■ **DIRECTIONS**: Identify the lines that contain the word "Запишите", then copy them.

Recorded data
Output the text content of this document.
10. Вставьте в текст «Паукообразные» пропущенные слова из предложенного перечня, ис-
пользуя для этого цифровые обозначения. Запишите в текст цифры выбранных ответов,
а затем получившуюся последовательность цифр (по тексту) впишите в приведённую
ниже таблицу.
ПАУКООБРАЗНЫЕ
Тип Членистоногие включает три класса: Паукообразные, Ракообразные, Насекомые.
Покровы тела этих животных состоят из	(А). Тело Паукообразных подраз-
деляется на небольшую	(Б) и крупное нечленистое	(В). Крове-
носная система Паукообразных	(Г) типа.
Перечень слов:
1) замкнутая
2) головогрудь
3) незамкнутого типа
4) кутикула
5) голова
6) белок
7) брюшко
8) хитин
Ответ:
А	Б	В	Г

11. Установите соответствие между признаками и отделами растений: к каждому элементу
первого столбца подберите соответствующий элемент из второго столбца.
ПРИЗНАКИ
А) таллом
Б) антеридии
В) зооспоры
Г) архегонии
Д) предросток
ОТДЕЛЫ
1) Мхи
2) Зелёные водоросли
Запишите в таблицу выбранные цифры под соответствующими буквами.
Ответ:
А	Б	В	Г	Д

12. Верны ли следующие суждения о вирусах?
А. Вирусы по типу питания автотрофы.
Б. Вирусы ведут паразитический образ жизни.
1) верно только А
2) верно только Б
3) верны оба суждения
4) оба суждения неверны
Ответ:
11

■ **RESULT OF THE EXERCISE**:
пользуя для этого цифровые обозначения. Запишите в текст цифры выбранных ответов,
Запишите в таблицу выбранные цифры под соответствующими буквами.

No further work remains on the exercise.